To be done:
Write only the number of lines in the records beneath that hold "Originalgerätehersteller".

Raw data:
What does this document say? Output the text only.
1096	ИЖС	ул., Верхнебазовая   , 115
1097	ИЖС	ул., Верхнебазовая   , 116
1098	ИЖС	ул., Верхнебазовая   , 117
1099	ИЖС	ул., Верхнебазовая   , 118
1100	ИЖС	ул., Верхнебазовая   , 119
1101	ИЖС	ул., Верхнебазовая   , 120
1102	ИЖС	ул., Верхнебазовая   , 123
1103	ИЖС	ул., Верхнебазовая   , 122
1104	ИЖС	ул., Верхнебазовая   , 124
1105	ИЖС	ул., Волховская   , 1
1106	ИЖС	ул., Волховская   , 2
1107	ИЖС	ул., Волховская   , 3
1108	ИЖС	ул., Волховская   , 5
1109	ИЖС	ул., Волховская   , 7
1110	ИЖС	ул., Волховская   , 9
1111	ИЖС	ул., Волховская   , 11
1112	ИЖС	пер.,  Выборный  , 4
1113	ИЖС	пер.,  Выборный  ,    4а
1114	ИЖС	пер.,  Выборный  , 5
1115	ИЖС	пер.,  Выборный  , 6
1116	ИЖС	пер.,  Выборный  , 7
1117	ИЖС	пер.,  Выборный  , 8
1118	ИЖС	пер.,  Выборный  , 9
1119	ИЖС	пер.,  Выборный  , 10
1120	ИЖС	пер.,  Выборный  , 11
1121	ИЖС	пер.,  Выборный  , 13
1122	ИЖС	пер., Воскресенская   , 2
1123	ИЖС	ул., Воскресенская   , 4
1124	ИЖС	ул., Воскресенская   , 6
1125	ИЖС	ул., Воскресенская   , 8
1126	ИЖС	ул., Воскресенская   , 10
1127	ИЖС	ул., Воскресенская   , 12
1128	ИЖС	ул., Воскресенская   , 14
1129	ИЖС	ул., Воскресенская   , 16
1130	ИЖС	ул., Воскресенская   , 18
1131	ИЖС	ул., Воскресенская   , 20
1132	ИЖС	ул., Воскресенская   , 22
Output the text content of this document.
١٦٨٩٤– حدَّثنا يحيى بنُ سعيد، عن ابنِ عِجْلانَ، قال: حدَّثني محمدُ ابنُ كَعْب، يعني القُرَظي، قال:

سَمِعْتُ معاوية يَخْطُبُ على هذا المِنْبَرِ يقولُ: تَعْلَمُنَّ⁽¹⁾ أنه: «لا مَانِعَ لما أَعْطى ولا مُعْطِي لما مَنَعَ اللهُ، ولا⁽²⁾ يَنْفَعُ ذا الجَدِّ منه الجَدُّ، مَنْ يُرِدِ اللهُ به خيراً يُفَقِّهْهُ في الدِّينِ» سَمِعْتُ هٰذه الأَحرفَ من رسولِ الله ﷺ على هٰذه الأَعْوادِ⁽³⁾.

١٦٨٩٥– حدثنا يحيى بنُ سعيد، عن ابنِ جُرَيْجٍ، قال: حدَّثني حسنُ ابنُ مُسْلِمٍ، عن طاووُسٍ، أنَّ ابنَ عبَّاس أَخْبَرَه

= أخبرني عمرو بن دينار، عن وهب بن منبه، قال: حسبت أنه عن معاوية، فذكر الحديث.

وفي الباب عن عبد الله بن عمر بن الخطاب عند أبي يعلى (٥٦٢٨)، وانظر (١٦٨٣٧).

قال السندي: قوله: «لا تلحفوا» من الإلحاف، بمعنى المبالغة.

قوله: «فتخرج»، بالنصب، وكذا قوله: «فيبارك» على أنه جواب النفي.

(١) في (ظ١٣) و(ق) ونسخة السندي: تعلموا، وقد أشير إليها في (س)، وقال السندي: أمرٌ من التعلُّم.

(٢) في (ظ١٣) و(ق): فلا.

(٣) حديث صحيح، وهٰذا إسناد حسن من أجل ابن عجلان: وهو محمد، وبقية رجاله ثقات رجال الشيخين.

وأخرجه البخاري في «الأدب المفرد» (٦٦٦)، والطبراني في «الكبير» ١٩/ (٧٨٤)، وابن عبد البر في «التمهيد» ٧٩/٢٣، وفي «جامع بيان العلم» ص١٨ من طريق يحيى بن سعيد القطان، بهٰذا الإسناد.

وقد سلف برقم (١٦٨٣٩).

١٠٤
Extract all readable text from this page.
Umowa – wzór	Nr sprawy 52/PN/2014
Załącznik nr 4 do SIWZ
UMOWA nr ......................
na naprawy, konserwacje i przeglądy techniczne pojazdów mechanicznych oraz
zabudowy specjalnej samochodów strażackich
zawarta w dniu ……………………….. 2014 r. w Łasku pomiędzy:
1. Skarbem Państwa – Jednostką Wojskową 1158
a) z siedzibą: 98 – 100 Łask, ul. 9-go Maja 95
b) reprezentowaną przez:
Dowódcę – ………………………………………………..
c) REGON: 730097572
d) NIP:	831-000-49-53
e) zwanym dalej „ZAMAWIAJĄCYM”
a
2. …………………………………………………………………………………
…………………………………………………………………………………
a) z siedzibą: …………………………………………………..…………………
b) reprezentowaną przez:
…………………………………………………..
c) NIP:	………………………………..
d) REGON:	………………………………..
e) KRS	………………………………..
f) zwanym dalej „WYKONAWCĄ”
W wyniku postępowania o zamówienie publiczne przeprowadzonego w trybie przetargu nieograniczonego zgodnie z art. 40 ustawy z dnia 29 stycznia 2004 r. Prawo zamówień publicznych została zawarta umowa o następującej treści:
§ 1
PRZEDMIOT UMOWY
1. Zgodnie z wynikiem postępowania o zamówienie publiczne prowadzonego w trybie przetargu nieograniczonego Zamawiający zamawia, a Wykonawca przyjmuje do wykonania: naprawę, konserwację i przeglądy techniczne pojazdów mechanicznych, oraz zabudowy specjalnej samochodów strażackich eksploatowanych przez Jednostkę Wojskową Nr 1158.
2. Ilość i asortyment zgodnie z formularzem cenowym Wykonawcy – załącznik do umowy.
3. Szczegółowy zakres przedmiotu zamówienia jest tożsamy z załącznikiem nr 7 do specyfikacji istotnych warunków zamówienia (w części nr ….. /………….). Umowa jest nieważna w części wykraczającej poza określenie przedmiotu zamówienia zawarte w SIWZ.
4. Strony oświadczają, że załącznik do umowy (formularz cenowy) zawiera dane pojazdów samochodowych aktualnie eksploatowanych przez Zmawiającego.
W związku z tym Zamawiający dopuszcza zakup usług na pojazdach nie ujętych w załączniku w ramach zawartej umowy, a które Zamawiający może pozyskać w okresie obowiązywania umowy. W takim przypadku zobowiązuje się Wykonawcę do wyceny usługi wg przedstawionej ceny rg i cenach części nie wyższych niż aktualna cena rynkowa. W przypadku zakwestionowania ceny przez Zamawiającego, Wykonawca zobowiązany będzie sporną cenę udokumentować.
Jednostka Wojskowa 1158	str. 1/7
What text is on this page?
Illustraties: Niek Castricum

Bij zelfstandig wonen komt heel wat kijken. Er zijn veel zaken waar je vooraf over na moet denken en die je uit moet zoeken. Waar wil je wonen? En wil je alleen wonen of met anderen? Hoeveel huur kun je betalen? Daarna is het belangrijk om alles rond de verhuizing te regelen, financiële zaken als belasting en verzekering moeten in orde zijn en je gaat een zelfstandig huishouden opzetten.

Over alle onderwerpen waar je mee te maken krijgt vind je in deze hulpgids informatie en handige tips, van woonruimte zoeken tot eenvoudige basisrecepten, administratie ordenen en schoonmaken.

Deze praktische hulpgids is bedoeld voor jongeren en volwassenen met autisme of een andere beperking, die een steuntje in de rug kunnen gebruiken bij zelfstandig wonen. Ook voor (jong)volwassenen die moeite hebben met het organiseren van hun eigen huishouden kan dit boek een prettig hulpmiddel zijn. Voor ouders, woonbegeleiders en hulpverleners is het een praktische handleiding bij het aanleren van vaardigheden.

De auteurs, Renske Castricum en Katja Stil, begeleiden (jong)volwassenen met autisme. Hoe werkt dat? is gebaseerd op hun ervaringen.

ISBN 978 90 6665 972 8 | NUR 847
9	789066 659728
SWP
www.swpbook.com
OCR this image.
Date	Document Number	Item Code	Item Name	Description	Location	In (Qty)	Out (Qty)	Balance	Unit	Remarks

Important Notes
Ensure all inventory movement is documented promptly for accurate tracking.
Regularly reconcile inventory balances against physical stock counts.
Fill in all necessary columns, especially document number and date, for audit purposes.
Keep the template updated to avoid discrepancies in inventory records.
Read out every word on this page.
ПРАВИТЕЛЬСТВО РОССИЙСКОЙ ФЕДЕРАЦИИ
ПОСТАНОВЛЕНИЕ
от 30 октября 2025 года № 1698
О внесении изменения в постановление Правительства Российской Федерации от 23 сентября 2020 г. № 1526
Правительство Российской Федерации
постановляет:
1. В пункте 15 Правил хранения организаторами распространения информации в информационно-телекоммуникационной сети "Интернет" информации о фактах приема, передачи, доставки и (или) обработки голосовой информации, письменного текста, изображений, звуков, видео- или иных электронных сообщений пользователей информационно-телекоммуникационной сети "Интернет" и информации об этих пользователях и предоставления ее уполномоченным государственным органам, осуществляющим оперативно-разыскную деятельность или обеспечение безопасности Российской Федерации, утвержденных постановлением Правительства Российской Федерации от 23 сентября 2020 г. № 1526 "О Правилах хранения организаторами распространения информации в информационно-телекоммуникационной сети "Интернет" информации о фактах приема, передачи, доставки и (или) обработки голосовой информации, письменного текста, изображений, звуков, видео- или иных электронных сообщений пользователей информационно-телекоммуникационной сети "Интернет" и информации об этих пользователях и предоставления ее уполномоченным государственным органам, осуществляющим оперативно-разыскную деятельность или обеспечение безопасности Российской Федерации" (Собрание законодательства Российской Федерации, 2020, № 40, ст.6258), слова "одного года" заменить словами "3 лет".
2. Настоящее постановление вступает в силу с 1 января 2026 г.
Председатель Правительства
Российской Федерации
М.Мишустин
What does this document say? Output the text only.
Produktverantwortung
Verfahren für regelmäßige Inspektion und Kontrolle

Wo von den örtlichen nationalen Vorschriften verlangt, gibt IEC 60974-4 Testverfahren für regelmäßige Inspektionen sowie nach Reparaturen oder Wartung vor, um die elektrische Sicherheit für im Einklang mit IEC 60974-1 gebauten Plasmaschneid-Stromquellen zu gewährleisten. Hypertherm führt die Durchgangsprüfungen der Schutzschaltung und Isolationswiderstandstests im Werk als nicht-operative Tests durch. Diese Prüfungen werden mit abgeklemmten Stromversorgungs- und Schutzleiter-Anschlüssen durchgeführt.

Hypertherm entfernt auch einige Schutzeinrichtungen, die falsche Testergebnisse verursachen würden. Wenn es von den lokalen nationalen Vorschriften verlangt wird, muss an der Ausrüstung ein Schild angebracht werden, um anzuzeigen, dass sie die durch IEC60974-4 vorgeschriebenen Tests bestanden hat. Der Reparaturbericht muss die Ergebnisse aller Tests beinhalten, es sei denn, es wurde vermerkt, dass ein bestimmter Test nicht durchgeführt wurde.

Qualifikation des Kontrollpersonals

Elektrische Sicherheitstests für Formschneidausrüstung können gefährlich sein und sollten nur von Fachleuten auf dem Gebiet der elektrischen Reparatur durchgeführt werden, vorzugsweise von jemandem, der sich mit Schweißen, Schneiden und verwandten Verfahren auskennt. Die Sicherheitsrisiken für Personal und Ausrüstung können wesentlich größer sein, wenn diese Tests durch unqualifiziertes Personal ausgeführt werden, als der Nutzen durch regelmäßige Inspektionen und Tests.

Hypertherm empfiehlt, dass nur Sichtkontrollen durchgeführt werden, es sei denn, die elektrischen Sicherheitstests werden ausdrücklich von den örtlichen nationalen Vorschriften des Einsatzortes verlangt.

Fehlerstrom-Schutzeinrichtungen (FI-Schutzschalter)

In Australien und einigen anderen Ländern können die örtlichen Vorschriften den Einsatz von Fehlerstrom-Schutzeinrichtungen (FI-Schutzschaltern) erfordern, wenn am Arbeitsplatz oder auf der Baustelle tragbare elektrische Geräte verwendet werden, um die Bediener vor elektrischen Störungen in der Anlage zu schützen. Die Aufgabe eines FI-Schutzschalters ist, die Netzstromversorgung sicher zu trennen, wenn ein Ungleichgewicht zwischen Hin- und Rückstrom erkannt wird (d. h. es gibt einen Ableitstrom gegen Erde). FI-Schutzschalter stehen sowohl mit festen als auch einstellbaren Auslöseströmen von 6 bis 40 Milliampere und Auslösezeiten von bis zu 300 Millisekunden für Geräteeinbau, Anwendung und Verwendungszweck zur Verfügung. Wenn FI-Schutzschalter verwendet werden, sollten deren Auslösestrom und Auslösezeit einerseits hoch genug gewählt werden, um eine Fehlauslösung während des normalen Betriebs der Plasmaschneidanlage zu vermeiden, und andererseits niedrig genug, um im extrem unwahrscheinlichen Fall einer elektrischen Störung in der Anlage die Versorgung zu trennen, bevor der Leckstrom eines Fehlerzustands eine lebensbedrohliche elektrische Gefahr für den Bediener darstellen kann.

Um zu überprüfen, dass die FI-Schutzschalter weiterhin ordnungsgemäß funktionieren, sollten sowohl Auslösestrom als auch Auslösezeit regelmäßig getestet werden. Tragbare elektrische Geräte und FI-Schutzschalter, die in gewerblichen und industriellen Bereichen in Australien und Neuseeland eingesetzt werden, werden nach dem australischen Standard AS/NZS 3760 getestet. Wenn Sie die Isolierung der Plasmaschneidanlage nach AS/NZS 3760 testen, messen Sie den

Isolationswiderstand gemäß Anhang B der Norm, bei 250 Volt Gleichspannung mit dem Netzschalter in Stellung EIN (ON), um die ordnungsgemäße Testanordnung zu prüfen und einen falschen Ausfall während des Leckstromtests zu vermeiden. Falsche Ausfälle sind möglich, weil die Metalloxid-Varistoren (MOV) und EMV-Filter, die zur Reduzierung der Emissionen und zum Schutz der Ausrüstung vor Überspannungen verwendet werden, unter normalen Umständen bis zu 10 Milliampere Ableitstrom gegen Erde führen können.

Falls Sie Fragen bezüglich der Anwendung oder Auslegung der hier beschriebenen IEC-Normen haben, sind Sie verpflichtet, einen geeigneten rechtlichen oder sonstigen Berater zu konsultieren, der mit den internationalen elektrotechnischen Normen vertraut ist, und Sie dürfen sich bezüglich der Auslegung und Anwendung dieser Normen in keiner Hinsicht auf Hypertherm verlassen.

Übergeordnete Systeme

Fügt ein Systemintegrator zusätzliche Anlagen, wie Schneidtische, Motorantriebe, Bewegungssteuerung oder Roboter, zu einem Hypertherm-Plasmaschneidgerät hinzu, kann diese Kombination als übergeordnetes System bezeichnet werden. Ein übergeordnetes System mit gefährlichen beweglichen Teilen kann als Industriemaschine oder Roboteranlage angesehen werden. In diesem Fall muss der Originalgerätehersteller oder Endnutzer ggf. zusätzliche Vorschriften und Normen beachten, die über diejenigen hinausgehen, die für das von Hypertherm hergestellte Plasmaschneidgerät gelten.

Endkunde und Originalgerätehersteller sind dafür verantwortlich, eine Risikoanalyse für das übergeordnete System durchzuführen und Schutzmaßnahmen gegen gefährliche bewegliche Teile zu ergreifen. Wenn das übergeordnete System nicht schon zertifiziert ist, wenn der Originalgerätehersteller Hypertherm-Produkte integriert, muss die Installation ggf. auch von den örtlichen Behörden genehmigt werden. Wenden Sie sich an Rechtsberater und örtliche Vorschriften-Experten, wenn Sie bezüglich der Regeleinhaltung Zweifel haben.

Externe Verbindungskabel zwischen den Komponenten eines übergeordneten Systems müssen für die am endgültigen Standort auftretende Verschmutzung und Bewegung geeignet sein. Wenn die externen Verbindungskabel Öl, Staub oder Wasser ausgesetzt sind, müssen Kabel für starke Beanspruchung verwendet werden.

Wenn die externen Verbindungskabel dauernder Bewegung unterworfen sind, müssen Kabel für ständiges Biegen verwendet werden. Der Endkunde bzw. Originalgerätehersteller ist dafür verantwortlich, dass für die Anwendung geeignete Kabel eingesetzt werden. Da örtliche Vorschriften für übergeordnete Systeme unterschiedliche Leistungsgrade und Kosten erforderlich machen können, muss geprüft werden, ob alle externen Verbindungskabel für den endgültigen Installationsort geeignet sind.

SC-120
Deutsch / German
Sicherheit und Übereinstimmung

Reply:
3